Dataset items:
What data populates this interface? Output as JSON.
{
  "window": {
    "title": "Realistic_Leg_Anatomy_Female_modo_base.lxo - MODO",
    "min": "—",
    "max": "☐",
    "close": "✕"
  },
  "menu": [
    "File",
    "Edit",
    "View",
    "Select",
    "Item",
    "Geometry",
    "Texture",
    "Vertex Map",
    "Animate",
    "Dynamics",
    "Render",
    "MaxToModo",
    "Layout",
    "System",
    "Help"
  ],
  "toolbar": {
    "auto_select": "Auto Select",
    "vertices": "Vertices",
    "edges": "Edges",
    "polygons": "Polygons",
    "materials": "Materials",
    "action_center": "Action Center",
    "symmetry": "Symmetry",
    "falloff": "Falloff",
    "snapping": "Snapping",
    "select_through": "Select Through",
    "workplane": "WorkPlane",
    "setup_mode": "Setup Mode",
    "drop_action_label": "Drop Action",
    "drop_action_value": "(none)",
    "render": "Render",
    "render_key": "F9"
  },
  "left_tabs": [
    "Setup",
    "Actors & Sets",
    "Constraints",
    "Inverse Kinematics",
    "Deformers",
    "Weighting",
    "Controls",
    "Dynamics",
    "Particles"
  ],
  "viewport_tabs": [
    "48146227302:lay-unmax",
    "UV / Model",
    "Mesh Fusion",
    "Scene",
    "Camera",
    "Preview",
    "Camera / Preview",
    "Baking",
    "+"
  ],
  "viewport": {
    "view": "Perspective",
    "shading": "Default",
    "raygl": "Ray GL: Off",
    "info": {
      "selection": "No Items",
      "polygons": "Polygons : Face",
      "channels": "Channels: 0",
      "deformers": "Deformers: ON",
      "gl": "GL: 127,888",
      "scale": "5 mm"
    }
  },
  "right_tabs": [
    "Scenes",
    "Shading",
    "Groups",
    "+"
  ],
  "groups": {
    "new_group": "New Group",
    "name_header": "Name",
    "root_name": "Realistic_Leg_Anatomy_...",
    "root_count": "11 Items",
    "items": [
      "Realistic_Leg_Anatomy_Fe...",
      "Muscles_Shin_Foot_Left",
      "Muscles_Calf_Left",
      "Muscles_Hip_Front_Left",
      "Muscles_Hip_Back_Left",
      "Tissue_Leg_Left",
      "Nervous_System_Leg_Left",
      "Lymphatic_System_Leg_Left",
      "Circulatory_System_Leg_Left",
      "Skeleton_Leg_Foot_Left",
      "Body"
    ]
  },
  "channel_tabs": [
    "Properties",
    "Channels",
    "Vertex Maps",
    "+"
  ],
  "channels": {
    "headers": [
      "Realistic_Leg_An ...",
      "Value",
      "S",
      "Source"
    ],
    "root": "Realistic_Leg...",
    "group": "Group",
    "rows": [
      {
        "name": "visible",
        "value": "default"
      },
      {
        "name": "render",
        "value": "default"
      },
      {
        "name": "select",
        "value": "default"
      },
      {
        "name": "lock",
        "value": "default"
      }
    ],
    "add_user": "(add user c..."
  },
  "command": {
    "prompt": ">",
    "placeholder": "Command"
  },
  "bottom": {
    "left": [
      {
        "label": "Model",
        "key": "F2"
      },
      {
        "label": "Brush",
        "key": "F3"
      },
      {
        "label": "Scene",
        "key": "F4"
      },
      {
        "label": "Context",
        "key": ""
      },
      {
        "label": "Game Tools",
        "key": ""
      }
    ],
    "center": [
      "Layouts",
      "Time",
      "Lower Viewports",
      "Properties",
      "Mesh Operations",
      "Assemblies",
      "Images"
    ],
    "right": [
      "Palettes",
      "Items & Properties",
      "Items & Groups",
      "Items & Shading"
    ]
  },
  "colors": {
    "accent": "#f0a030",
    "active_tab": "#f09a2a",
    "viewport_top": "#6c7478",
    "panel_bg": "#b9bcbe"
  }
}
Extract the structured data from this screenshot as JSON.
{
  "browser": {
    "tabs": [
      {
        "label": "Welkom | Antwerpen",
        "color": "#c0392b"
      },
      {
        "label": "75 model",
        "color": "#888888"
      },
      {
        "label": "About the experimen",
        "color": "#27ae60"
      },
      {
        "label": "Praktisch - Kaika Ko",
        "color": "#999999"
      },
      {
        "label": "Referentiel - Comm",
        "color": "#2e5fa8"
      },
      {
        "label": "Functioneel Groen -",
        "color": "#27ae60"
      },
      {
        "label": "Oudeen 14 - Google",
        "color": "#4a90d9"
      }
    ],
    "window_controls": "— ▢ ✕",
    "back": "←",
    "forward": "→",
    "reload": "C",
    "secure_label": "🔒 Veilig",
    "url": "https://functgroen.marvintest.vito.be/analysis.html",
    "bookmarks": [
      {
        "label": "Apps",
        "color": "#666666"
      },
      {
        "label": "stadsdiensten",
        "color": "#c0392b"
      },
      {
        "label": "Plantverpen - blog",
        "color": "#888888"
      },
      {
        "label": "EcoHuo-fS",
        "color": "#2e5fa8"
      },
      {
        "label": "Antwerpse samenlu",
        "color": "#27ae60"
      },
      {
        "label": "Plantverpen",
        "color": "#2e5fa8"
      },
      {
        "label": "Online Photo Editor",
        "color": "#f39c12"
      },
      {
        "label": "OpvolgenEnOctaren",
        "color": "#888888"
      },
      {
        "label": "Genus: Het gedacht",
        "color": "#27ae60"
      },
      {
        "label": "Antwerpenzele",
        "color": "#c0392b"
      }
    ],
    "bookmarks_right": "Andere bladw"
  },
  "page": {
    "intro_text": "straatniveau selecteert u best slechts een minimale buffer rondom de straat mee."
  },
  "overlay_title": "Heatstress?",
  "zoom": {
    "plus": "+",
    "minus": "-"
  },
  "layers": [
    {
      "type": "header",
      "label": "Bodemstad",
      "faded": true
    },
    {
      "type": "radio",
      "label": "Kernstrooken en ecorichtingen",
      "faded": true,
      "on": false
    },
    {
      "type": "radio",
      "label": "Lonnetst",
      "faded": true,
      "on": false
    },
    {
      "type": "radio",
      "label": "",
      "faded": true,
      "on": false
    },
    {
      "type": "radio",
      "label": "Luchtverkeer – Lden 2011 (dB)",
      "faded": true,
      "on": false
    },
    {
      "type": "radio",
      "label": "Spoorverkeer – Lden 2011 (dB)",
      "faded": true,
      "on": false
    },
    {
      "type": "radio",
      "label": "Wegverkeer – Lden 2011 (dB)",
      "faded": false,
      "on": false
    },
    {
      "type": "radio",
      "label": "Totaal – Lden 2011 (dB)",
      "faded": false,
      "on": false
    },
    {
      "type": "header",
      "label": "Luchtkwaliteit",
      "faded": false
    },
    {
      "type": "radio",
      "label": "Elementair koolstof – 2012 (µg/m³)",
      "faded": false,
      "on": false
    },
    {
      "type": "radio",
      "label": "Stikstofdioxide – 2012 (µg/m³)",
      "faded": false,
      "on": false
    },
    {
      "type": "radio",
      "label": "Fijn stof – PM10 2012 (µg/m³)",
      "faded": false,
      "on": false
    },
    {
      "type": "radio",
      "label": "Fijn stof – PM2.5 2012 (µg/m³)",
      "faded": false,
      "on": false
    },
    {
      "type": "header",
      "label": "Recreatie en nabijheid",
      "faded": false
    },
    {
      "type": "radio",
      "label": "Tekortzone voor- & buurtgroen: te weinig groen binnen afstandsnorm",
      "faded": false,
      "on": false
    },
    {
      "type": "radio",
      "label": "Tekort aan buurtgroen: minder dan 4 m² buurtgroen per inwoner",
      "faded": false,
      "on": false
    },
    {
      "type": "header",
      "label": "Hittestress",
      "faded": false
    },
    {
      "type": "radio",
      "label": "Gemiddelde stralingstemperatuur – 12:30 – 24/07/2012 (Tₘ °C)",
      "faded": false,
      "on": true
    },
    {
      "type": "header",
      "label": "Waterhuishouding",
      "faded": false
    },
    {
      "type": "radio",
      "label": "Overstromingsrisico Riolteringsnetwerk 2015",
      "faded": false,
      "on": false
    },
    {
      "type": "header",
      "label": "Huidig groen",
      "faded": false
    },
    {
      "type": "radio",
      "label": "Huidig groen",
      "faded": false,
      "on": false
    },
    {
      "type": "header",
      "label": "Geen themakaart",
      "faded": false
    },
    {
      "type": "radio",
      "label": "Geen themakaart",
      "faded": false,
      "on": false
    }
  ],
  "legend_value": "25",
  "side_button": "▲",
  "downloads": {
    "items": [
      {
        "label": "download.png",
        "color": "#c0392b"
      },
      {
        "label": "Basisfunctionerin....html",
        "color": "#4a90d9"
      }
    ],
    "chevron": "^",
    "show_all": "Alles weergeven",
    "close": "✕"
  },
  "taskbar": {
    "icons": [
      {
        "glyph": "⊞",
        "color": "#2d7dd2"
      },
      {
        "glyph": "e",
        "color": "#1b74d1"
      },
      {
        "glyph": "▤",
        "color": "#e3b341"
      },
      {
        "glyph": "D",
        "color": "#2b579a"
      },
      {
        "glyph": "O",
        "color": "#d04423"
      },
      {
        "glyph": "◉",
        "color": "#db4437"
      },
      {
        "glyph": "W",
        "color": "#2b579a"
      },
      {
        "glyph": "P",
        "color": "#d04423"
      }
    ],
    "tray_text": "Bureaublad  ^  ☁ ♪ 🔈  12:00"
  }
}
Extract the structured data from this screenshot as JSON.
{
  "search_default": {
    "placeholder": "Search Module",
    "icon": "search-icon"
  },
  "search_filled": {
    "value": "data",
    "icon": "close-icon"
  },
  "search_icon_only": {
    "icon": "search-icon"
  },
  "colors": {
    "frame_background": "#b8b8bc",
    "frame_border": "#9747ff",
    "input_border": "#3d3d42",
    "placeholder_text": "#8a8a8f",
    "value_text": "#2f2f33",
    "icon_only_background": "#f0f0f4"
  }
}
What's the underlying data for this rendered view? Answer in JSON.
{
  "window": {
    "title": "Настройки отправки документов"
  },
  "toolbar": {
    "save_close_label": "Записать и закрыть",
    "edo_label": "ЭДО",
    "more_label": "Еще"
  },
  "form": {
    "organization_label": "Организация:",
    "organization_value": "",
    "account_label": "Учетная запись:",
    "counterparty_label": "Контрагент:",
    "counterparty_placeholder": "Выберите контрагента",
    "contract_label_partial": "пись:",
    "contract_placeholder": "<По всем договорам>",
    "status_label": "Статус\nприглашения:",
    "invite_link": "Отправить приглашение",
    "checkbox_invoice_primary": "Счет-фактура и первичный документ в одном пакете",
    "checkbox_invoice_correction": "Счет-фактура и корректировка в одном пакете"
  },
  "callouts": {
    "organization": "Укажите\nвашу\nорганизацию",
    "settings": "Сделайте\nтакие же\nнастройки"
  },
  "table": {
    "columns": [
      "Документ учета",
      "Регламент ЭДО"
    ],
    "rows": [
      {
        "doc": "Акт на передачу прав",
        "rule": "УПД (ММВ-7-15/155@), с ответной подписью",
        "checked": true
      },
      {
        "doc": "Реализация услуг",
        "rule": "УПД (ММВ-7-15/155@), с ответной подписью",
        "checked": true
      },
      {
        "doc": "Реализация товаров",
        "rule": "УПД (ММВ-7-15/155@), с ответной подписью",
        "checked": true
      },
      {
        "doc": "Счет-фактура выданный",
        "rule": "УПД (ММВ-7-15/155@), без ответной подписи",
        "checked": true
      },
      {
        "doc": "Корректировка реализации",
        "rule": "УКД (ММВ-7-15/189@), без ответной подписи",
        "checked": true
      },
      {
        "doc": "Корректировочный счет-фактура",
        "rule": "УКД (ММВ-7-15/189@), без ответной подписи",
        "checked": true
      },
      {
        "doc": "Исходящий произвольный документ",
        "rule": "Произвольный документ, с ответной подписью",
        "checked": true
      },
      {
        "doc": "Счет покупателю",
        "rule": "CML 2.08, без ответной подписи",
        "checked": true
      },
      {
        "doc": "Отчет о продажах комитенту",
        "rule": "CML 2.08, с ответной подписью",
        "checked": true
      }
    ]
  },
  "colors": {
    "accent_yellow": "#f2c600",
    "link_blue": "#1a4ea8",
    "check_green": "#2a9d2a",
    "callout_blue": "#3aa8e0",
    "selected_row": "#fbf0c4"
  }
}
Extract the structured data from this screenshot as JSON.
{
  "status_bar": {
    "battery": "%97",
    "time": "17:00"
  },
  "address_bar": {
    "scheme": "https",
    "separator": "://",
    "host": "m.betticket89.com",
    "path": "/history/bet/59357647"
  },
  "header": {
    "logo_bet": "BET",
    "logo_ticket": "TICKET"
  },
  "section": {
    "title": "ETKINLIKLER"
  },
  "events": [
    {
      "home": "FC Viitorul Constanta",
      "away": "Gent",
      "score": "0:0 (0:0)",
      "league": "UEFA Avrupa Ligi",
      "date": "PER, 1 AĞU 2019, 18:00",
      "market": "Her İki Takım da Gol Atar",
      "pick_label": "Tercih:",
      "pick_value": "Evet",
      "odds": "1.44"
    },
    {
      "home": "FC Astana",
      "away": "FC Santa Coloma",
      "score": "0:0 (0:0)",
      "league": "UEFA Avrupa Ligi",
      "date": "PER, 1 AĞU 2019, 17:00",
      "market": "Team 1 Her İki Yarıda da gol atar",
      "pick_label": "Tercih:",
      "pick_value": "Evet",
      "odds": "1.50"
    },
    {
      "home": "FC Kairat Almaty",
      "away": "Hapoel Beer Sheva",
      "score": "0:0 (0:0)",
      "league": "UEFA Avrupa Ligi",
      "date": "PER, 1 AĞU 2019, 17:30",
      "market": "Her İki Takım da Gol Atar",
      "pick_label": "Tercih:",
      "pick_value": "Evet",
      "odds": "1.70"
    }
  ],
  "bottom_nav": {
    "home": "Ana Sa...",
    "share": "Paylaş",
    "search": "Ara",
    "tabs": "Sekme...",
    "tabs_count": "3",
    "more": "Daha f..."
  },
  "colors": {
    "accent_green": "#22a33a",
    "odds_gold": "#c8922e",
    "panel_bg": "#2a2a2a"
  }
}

- **GIVEN EXERCISE**: Give the number of lines above in which the word "одном" occurs, with nothing else.

- **THE OUTPUT**: 2